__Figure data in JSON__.
⁂
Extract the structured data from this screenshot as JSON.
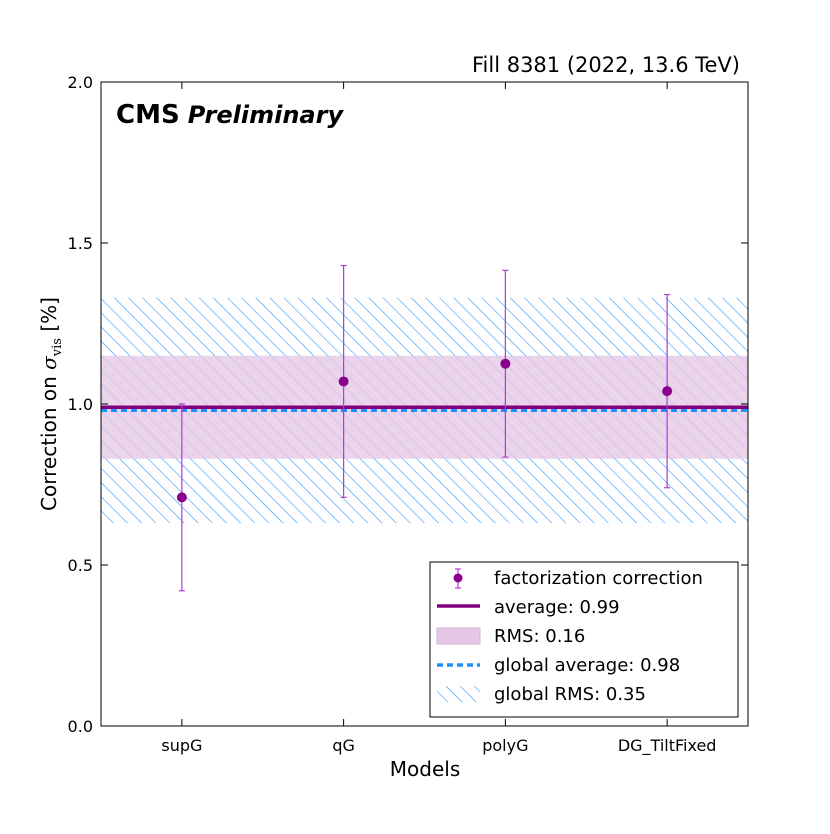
{
  "chart_data": {
    "type": "scatter",
    "top_label": "Fill 8381 (2022, 13.6 TeV)",
    "experiment": "CMS",
    "status": "Preliminary",
    "xlabel": "Models",
    "ylabel_prefix": "Correction on ",
    "ylabel_symbol": "σ",
    "ylabel_subscript": "vis",
    "ylabel_suffix": " [%]",
    "ylim": [
      0.0,
      2.0
    ],
    "yticks": [
      "0.0",
      "0.5",
      "1.0",
      "1.5",
      "2.0"
    ],
    "ytick_values": [
      0.0,
      0.5,
      1.0,
      1.5,
      2.0
    ],
    "categories": [
      "supG",
      "qG",
      "polyG",
      "DG_TiltFixed"
    ],
    "series": [
      {
        "name": "factorization correction",
        "values": [
          0.71,
          1.07,
          1.125,
          1.04
        ],
        "err_low": [
          0.42,
          0.71,
          0.835,
          0.74
        ],
        "err_high": [
          1.0,
          1.43,
          1.415,
          1.34
        ]
      }
    ],
    "average": 0.99,
    "rms": 0.16,
    "global_average": 0.98,
    "global_rms": 0.35,
    "legend": [
      "factorization correction",
      "average: 0.99",
      "RMS: 0.16",
      "global average: 0.98",
      "global RMS: 0.35"
    ],
    "colors": {
      "points": "#8b008b",
      "error_bars": "#b23ad3",
      "average_line": "#800080",
      "rms_fill": "#e6c8e6",
      "global_line": "#1e90ff",
      "global_hatch": "#1e90ff"
    }
  }
}
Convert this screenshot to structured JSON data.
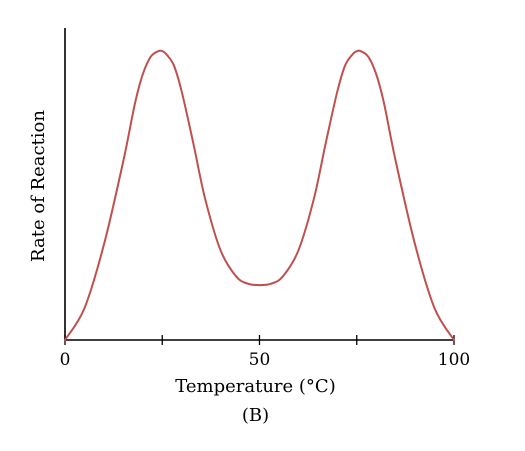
{
  "chart_data": {
    "type": "line",
    "title": "",
    "xlabel": "Temperature (°C)",
    "ylabel": "Rate of Reaction",
    "panel_label": "(B)",
    "xlim": [
      0,
      100
    ],
    "ylim": [
      0,
      1.08
    ],
    "x_ticks": [
      0,
      25,
      50,
      75,
      100
    ],
    "x_tick_labels": [
      "0",
      "",
      "50",
      "",
      "100"
    ],
    "y_ticks": [],
    "grid": false,
    "legend": "none",
    "series": [
      {
        "color": "#c0504d",
        "x": [
          0,
          5,
          10,
          15,
          18,
          20,
          22,
          24,
          25,
          26,
          28,
          30,
          33,
          36,
          40,
          44,
          47,
          50,
          53,
          56,
          60,
          64,
          67,
          70,
          72,
          74,
          75,
          76,
          78,
          80,
          82,
          85,
          90,
          95,
          100
        ],
        "y": [
          0.0,
          0.11,
          0.33,
          0.62,
          0.82,
          0.92,
          0.98,
          1.0,
          1.0,
          0.99,
          0.95,
          0.86,
          0.68,
          0.49,
          0.31,
          0.22,
          0.195,
          0.19,
          0.195,
          0.22,
          0.31,
          0.49,
          0.68,
          0.86,
          0.95,
          0.99,
          1.0,
          1.0,
          0.98,
          0.92,
          0.82,
          0.62,
          0.33,
          0.11,
          0.0
        ]
      }
    ]
  }
}
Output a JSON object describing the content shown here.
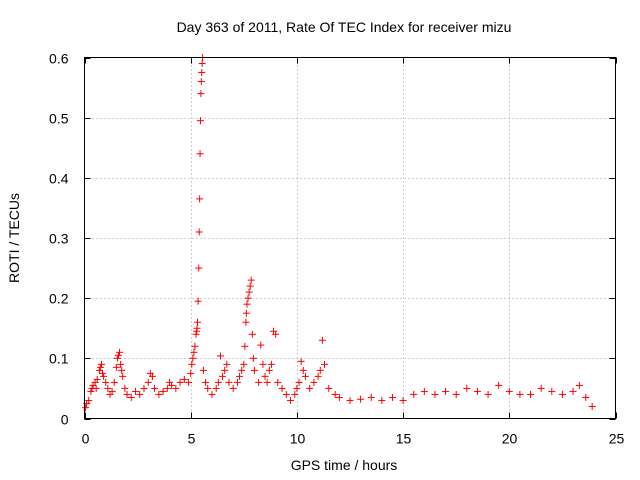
{
  "chart_data": {
    "type": "scatter",
    "title": "Day 363 of 2011, Rate Of TEC Index for receiver mizu",
    "xlabel": "GPS time / hours",
    "ylabel": "ROTI / TECUs",
    "xlim": [
      0,
      25
    ],
    "ylim": [
      0,
      0.6
    ],
    "xticks": [
      0,
      5,
      10,
      15,
      20,
      25
    ],
    "yticks": [
      0,
      0.1,
      0.2,
      0.3,
      0.4,
      0.5,
      0.6
    ],
    "xtick_labels": [
      "0",
      "5",
      "10",
      "15",
      "20",
      "25"
    ],
    "ytick_labels": [
      "0",
      "0.1",
      "0.2",
      "0.3",
      "0.4",
      "0.5",
      "0.6"
    ],
    "grid": true,
    "marker": "+",
    "color": "#ff0000",
    "series": [
      {
        "name": "ROTI",
        "points": [
          [
            0.05,
            0.018
          ],
          [
            0.1,
            0.025
          ],
          [
            0.2,
            0.03
          ],
          [
            0.3,
            0.045
          ],
          [
            0.35,
            0.05
          ],
          [
            0.4,
            0.055
          ],
          [
            0.5,
            0.06
          ],
          [
            0.55,
            0.05
          ],
          [
            0.6,
            0.065
          ],
          [
            0.7,
            0.08
          ],
          [
            0.75,
            0.085
          ],
          [
            0.8,
            0.09
          ],
          [
            0.85,
            0.075
          ],
          [
            0.9,
            0.07
          ],
          [
            1.0,
            0.06
          ],
          [
            1.1,
            0.05
          ],
          [
            1.2,
            0.04
          ],
          [
            1.3,
            0.045
          ],
          [
            1.4,
            0.06
          ],
          [
            1.5,
            0.085
          ],
          [
            1.55,
            0.1
          ],
          [
            1.6,
            0.105
          ],
          [
            1.65,
            0.11
          ],
          [
            1.7,
            0.09
          ],
          [
            1.75,
            0.08
          ],
          [
            1.8,
            0.07
          ],
          [
            1.9,
            0.05
          ],
          [
            2.0,
            0.04
          ],
          [
            2.2,
            0.035
          ],
          [
            2.4,
            0.045
          ],
          [
            2.6,
            0.04
          ],
          [
            2.8,
            0.05
          ],
          [
            3.0,
            0.06
          ],
          [
            3.1,
            0.075
          ],
          [
            3.2,
            0.07
          ],
          [
            3.3,
            0.05
          ],
          [
            3.5,
            0.04
          ],
          [
            3.7,
            0.045
          ],
          [
            3.9,
            0.05
          ],
          [
            4.0,
            0.06
          ],
          [
            4.1,
            0.055
          ],
          [
            4.3,
            0.05
          ],
          [
            4.5,
            0.06
          ],
          [
            4.7,
            0.065
          ],
          [
            4.9,
            0.06
          ],
          [
            5.0,
            0.075
          ],
          [
            5.05,
            0.09
          ],
          [
            5.1,
            0.1
          ],
          [
            5.15,
            0.11
          ],
          [
            5.2,
            0.12
          ],
          [
            5.25,
            0.14
          ],
          [
            5.28,
            0.145
          ],
          [
            5.3,
            0.15
          ],
          [
            5.32,
            0.16
          ],
          [
            5.35,
            0.195
          ],
          [
            5.38,
            0.25
          ],
          [
            5.4,
            0.31
          ],
          [
            5.42,
            0.365
          ],
          [
            5.44,
            0.44
          ],
          [
            5.46,
            0.495
          ],
          [
            5.48,
            0.54
          ],
          [
            5.5,
            0.56
          ],
          [
            5.52,
            0.575
          ],
          [
            5.54,
            0.59
          ],
          [
            5.56,
            0.6
          ],
          [
            5.6,
            0.08
          ],
          [
            5.7,
            0.06
          ],
          [
            5.8,
            0.05
          ],
          [
            6.0,
            0.04
          ],
          [
            6.2,
            0.05
          ],
          [
            6.3,
            0.06
          ],
          [
            6.4,
            0.104
          ],
          [
            6.5,
            0.07
          ],
          [
            6.6,
            0.08
          ],
          [
            6.7,
            0.09
          ],
          [
            6.8,
            0.06
          ],
          [
            7.0,
            0.05
          ],
          [
            7.2,
            0.06
          ],
          [
            7.3,
            0.07
          ],
          [
            7.4,
            0.08
          ],
          [
            7.5,
            0.09
          ],
          [
            7.55,
            0.12
          ],
          [
            7.6,
            0.16
          ],
          [
            7.62,
            0.175
          ],
          [
            7.65,
            0.19
          ],
          [
            7.7,
            0.2
          ],
          [
            7.75,
            0.21
          ],
          [
            7.8,
            0.22
          ],
          [
            7.85,
            0.23
          ],
          [
            7.9,
            0.14
          ],
          [
            7.95,
            0.1
          ],
          [
            8.0,
            0.08
          ],
          [
            8.2,
            0.06
          ],
          [
            8.3,
            0.122
          ],
          [
            8.4,
            0.09
          ],
          [
            8.5,
            0.07
          ],
          [
            8.6,
            0.06
          ],
          [
            8.7,
            0.08
          ],
          [
            8.8,
            0.09
          ],
          [
            8.9,
            0.145
          ],
          [
            9.0,
            0.14
          ],
          [
            9.1,
            0.06
          ],
          [
            9.3,
            0.05
          ],
          [
            9.5,
            0.04
          ],
          [
            9.7,
            0.03
          ],
          [
            9.9,
            0.04
          ],
          [
            10.0,
            0.05
          ],
          [
            10.1,
            0.06
          ],
          [
            10.2,
            0.095
          ],
          [
            10.3,
            0.08
          ],
          [
            10.4,
            0.07
          ],
          [
            10.6,
            0.05
          ],
          [
            10.8,
            0.06
          ],
          [
            11.0,
            0.07
          ],
          [
            11.1,
            0.08
          ],
          [
            11.2,
            0.13
          ],
          [
            11.3,
            0.09
          ],
          [
            11.5,
            0.05
          ],
          [
            11.8,
            0.04
          ],
          [
            12.0,
            0.035
          ],
          [
            12.5,
            0.03
          ],
          [
            13.0,
            0.032
          ],
          [
            13.5,
            0.035
          ],
          [
            14.0,
            0.03
          ],
          [
            14.5,
            0.035
          ],
          [
            15.0,
            0.03
          ],
          [
            15.5,
            0.04
          ],
          [
            16.0,
            0.045
          ],
          [
            16.5,
            0.04
          ],
          [
            17.0,
            0.045
          ],
          [
            17.5,
            0.04
          ],
          [
            18.0,
            0.05
          ],
          [
            18.5,
            0.045
          ],
          [
            19.0,
            0.04
          ],
          [
            19.5,
            0.055
          ],
          [
            20.0,
            0.045
          ],
          [
            20.5,
            0.04
          ],
          [
            21.0,
            0.04
          ],
          [
            21.5,
            0.05
          ],
          [
            22.0,
            0.045
          ],
          [
            22.5,
            0.04
          ],
          [
            23.0,
            0.045
          ],
          [
            23.3,
            0.055
          ],
          [
            23.6,
            0.035
          ],
          [
            23.9,
            0.02
          ]
        ]
      }
    ]
  }
}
⁂
Show, from the listing above, each line that contains the word "structured".

Extract the structured data from this screenshot as JSON.
Convert this screenshot to structured JSON data.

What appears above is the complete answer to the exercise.